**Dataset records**
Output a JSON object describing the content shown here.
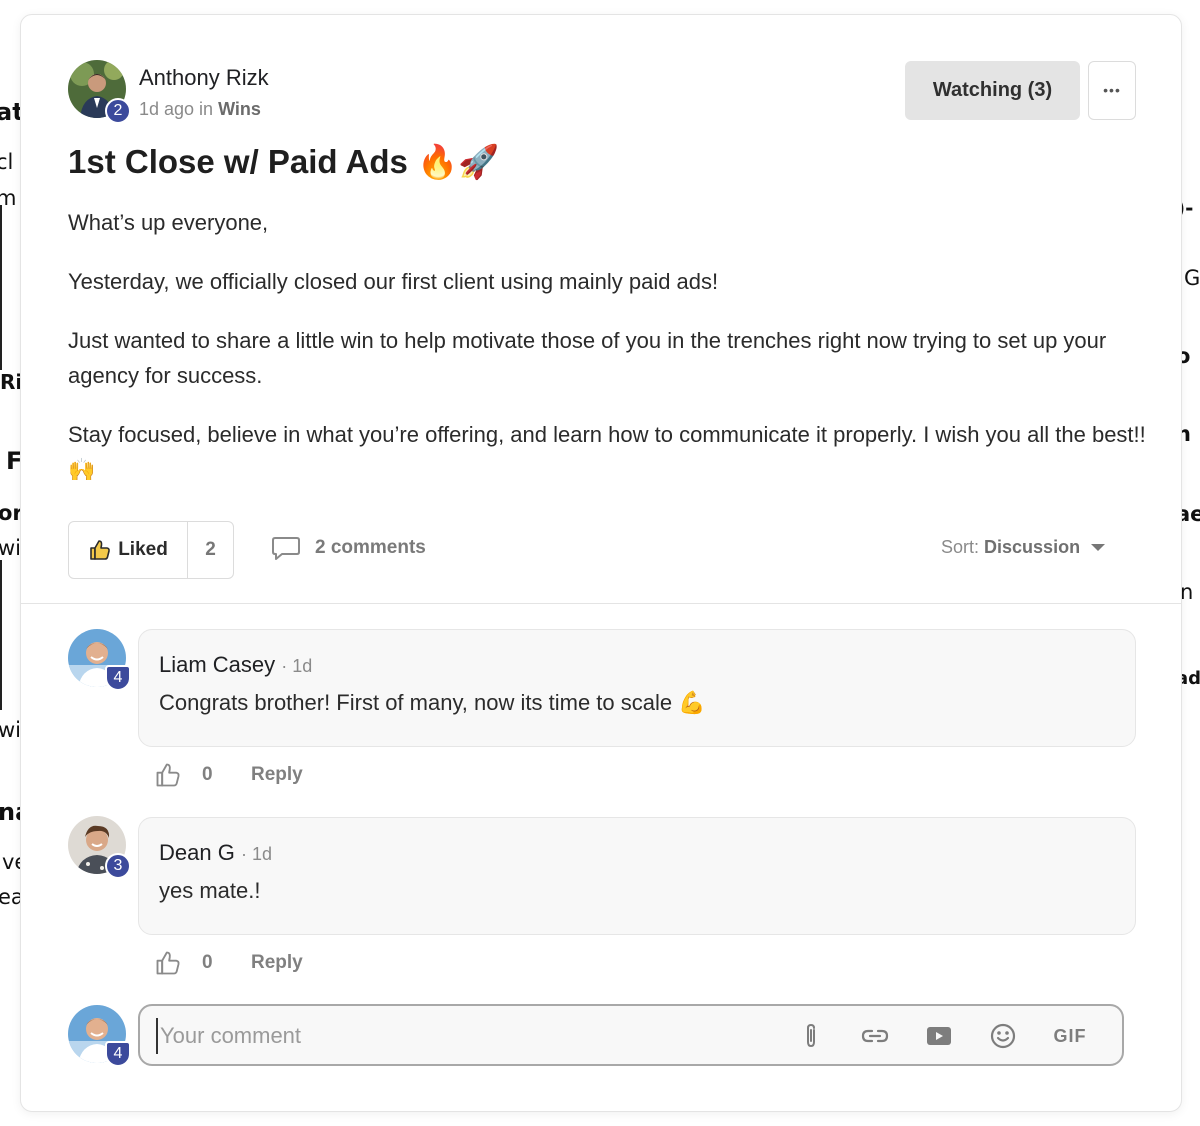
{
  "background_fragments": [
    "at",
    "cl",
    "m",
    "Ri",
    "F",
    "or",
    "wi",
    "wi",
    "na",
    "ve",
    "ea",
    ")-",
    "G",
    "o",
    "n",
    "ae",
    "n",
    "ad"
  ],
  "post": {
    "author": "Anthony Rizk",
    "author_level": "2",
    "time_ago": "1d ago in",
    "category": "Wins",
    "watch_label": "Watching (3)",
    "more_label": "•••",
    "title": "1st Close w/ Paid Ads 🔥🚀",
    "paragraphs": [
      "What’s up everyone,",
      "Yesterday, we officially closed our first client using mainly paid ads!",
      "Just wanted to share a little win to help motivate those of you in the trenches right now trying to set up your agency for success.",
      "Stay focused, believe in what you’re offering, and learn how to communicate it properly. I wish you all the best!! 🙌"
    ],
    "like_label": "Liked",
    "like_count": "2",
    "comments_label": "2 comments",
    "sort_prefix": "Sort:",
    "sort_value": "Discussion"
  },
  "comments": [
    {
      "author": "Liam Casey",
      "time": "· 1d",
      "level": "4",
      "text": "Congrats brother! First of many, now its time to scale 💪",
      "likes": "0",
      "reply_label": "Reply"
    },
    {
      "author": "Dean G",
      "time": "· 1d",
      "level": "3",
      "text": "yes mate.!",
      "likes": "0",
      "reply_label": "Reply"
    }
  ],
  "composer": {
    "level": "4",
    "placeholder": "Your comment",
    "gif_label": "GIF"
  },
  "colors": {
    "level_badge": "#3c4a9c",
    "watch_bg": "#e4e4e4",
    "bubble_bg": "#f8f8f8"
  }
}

**WHAT THE TASK ASKS**
Copy the entries exactly. Leave out the images.

**RESULT OF THIS TASK**
Output a JSON object describing the content shown here.
{
  "background_fragments": [
    "at",
    "cl",
    "m",
    "Ri",
    "F",
    "or",
    "wi",
    "wi",
    "na",
    "ve",
    "ea",
    ")-",
    "G",
    "o",
    "n",
    "ae",
    "n",
    "ad"
  ],
  "post": {
    "author": "Anthony Rizk",
    "author_level": "2",
    "time_ago": "1d ago in",
    "category": "Wins",
    "watch_label": "Watching (3)",
    "more_label": "•••",
    "title": "1st Close w/ Paid Ads 🔥🚀",
    "paragraphs": [
      "What’s up everyone,",
      "Yesterday, we officially closed our first client using mainly paid ads!",
      "Just wanted to share a little win to help motivate those of you in the trenches right now trying to set up your agency for success.",
      "Stay focused, believe in what you’re offering, and learn how to communicate it properly. I wish you all the best!! 🙌"
    ],
    "like_label": "Liked",
    "like_count": "2",
    "comments_label": "2 comments",
    "sort_prefix": "Sort:",
    "sort_value": "Discussion"
  },
  "comments": [
    {
      "author": "Liam Casey",
      "time": "· 1d",
      "level": "4",
      "text": "Congrats brother! First of many, now its time to scale 💪",
      "likes": "0",
      "reply_label": "Reply"
    },
    {
      "author": "Dean G",
      "time": "· 1d",
      "level": "3",
      "text": "yes mate.!",
      "likes": "0",
      "reply_label": "Reply"
    }
  ],
  "composer": {
    "level": "4",
    "placeholder": "Your comment",
    "gif_label": "GIF"
  },
  "colors": {
    "level_badge": "#3c4a9c",
    "watch_bg": "#e4e4e4",
    "bubble_bg": "#f8f8f8"
  }
}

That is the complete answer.